**Directions**:
Check each line of the listing for the string "Days", then state how many lines have it. Only the number is wanted.

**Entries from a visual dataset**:
━━━━━━━━━━━━━━━━━━━━━━━━━━━━━━

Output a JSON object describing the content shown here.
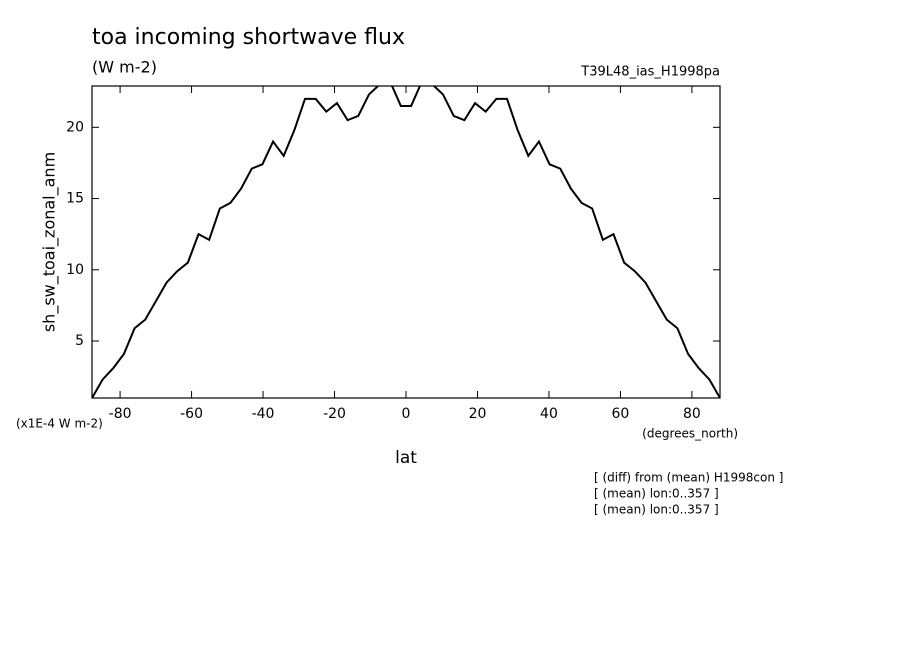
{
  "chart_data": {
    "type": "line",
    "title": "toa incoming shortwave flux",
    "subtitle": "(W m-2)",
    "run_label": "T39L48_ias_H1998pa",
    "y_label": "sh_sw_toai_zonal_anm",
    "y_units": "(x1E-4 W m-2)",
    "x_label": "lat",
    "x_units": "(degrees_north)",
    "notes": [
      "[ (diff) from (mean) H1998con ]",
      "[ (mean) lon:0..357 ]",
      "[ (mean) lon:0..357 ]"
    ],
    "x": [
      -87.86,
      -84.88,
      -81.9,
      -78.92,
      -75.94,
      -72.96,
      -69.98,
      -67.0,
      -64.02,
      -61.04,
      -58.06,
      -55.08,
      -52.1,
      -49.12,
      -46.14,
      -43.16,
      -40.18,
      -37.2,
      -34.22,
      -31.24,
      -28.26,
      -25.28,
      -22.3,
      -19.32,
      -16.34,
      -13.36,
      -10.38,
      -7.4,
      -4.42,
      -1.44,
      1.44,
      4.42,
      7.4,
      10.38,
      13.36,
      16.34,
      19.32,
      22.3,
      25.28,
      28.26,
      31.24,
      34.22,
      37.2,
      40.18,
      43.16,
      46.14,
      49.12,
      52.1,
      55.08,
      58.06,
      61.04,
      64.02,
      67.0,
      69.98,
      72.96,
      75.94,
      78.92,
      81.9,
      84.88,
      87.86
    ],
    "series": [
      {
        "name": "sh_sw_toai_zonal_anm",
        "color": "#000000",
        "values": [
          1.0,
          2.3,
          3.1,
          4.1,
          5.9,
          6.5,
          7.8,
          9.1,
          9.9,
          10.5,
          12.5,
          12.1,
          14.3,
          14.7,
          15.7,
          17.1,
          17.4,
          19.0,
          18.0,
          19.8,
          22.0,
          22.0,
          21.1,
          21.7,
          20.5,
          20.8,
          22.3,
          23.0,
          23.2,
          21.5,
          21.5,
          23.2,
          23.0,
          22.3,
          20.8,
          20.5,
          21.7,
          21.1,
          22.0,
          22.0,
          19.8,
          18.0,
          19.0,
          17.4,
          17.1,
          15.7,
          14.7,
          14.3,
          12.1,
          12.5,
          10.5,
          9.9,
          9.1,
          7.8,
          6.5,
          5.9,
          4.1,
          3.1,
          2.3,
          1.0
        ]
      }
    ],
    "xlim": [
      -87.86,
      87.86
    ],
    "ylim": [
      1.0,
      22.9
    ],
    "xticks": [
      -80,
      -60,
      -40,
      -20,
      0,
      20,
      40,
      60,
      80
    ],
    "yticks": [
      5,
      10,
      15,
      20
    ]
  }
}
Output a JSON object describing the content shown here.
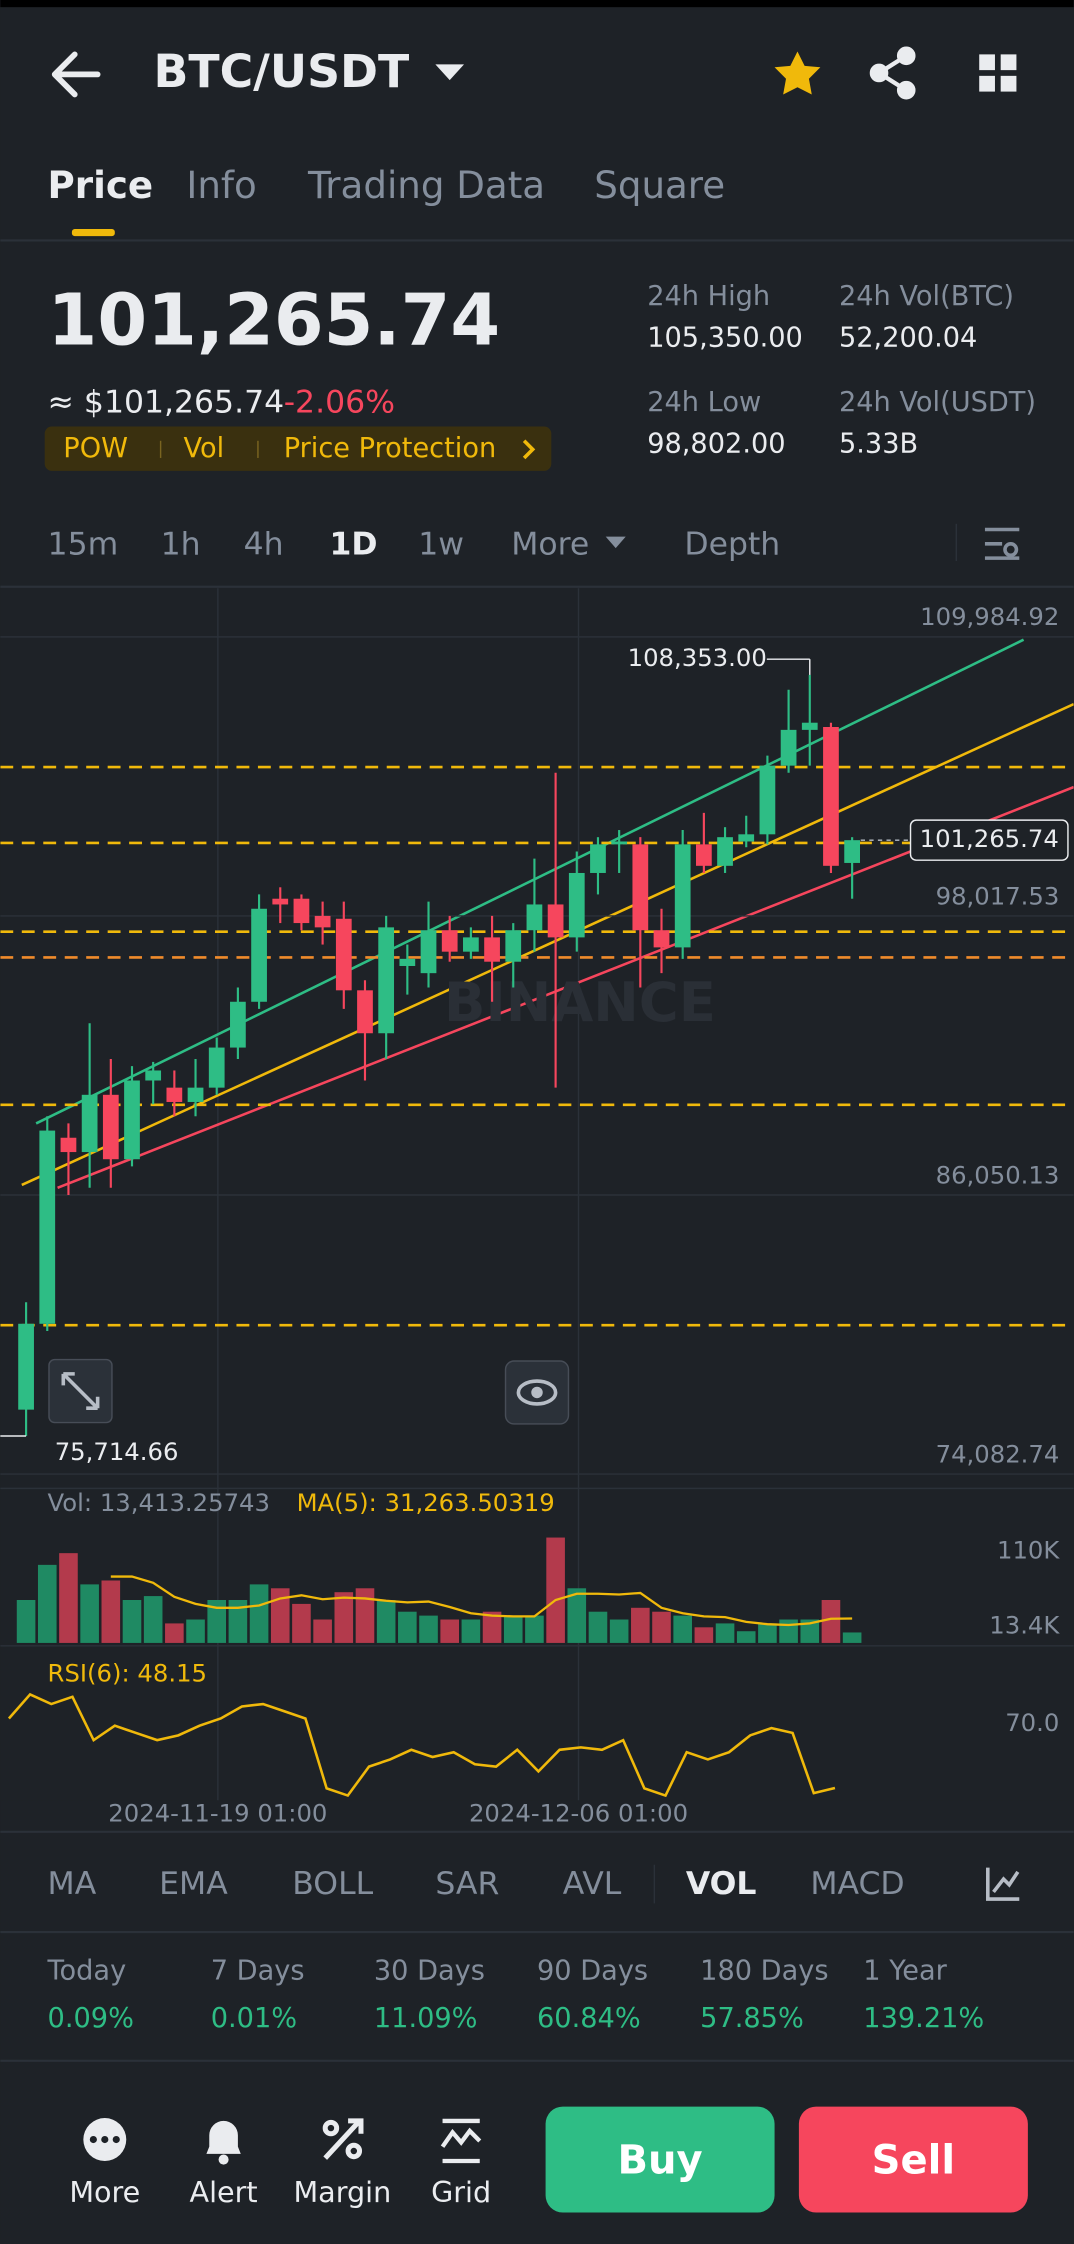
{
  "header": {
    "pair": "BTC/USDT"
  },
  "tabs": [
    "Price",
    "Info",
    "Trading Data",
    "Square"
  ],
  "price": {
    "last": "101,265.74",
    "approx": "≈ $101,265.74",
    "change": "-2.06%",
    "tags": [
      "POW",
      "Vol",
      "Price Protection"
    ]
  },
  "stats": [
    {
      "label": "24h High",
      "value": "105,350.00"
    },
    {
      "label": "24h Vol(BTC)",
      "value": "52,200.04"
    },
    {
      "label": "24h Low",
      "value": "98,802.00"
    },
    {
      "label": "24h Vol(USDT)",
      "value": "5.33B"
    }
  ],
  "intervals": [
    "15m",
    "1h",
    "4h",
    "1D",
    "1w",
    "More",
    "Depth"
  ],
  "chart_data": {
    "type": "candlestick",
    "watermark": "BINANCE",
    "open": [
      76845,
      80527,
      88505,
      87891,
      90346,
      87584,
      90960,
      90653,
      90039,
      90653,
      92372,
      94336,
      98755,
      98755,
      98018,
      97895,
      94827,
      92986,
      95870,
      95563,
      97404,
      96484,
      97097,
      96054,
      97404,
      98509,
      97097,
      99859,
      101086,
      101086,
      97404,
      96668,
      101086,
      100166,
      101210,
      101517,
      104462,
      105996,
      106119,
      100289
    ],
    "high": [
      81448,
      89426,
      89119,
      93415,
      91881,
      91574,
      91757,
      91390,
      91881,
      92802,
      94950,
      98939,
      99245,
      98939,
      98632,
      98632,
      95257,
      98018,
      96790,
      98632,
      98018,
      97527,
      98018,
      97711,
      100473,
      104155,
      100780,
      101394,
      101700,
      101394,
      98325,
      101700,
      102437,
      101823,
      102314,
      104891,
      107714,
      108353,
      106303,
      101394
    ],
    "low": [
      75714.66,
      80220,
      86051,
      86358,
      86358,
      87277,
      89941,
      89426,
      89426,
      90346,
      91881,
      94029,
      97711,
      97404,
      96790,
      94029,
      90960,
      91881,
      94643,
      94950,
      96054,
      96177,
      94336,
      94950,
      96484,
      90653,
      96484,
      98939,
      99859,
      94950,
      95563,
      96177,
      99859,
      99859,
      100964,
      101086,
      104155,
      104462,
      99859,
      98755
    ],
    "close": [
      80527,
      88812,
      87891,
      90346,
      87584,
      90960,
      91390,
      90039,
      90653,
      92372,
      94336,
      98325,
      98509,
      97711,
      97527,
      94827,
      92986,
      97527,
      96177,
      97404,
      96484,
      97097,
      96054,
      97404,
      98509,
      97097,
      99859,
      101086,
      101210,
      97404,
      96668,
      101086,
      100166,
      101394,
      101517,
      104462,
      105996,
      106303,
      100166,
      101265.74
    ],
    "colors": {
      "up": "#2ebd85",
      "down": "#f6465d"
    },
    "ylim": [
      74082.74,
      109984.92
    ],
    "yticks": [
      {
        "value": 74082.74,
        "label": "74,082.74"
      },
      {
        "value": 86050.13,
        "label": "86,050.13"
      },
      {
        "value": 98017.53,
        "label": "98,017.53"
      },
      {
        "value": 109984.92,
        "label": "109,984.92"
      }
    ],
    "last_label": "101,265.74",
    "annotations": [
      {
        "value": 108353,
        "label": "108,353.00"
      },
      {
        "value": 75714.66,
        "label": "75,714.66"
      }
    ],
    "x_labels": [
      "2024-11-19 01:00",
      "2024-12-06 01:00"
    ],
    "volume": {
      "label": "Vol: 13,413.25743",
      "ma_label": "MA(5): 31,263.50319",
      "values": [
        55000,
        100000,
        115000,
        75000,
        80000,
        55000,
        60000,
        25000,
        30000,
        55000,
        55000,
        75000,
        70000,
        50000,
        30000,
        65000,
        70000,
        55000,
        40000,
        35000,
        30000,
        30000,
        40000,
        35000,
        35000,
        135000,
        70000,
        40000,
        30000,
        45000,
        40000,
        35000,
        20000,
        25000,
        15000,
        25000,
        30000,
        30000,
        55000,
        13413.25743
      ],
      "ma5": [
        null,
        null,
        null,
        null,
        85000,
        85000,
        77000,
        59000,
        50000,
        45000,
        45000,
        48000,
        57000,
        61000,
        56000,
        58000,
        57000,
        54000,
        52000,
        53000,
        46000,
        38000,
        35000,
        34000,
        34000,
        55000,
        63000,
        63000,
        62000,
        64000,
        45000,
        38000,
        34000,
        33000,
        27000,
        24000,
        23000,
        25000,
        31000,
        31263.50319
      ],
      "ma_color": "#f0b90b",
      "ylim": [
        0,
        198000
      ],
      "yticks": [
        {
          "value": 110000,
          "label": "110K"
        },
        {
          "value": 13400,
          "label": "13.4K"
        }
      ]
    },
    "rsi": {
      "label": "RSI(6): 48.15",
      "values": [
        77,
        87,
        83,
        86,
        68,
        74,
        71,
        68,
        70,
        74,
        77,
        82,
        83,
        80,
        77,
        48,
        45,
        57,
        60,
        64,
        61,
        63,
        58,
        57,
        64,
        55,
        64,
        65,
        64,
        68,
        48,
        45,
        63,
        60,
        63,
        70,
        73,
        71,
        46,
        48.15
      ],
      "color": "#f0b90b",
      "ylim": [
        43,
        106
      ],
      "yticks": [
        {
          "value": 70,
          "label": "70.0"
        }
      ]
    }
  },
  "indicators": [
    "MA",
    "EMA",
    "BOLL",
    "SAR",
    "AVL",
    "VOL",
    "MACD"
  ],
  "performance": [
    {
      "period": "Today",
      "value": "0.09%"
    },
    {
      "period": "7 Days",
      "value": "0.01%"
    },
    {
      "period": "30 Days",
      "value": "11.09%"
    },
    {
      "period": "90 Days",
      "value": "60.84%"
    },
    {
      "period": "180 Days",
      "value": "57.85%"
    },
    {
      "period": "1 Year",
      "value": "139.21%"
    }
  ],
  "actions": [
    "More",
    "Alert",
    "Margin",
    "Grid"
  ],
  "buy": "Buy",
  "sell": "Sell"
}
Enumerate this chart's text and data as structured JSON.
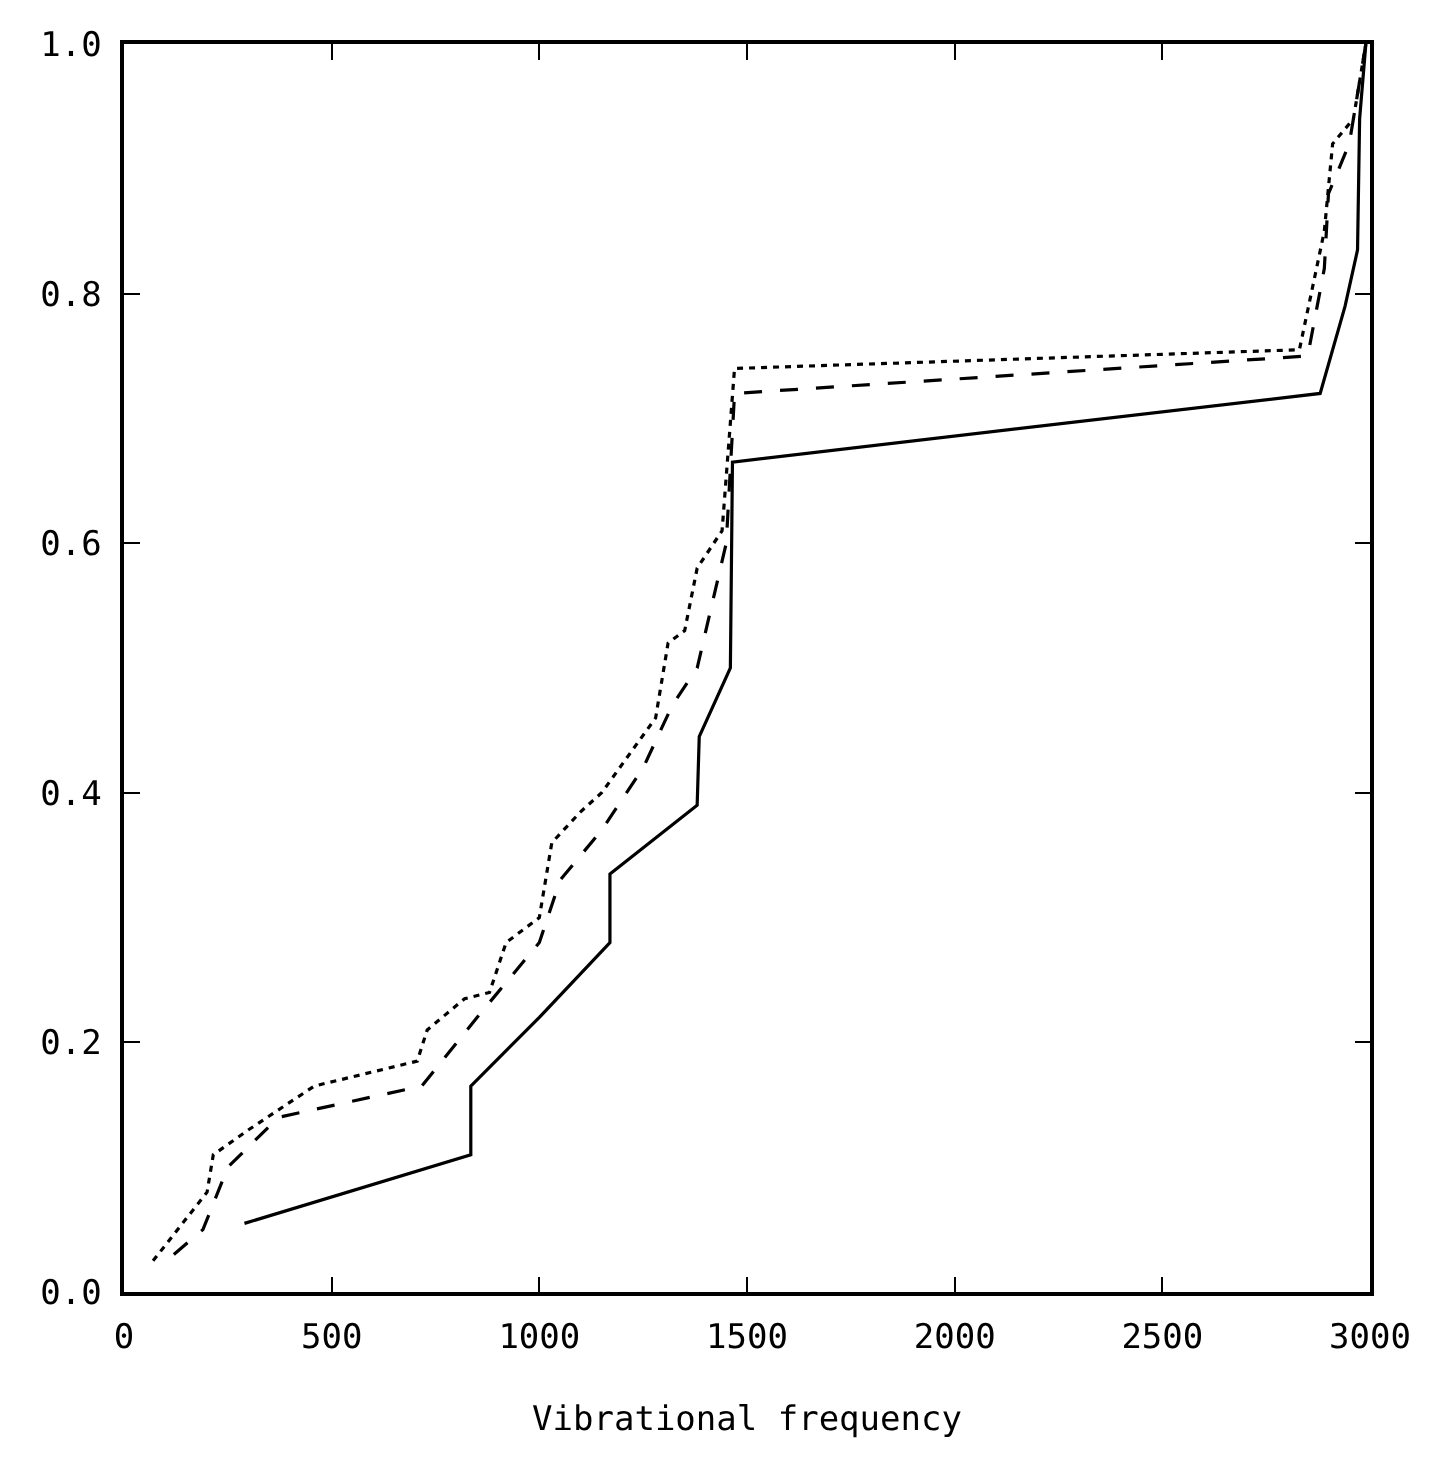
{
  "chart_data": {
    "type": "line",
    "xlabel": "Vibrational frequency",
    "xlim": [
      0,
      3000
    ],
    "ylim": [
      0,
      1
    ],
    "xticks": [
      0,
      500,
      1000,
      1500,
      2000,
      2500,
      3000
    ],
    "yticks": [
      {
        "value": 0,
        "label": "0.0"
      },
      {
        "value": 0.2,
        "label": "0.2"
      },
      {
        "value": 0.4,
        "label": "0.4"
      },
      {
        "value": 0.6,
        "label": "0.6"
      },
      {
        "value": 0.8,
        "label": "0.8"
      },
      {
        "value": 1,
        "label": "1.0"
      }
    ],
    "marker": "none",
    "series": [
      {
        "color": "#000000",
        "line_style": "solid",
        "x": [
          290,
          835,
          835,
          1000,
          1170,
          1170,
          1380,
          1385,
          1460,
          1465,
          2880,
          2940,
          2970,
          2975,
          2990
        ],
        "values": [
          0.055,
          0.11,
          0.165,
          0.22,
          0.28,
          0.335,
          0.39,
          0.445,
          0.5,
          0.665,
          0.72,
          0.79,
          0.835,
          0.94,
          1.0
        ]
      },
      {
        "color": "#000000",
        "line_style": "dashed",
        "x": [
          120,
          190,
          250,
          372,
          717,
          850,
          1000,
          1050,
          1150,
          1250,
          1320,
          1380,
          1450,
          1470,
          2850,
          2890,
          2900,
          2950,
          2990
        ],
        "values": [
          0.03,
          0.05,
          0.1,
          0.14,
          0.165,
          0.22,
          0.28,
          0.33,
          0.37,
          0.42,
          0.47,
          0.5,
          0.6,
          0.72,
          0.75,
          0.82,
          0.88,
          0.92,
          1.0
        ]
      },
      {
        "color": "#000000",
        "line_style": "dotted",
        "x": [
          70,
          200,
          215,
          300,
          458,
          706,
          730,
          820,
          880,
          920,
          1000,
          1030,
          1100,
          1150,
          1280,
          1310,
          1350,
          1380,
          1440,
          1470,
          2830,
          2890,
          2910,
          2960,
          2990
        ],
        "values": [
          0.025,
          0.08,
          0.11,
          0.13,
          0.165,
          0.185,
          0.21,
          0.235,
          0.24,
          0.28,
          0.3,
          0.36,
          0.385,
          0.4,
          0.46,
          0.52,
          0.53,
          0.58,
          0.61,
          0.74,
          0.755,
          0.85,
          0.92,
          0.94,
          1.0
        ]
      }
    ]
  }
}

━━━━━━━━━━━━━━━━━━━━━━━━━━━━━━

**Written solution**:
4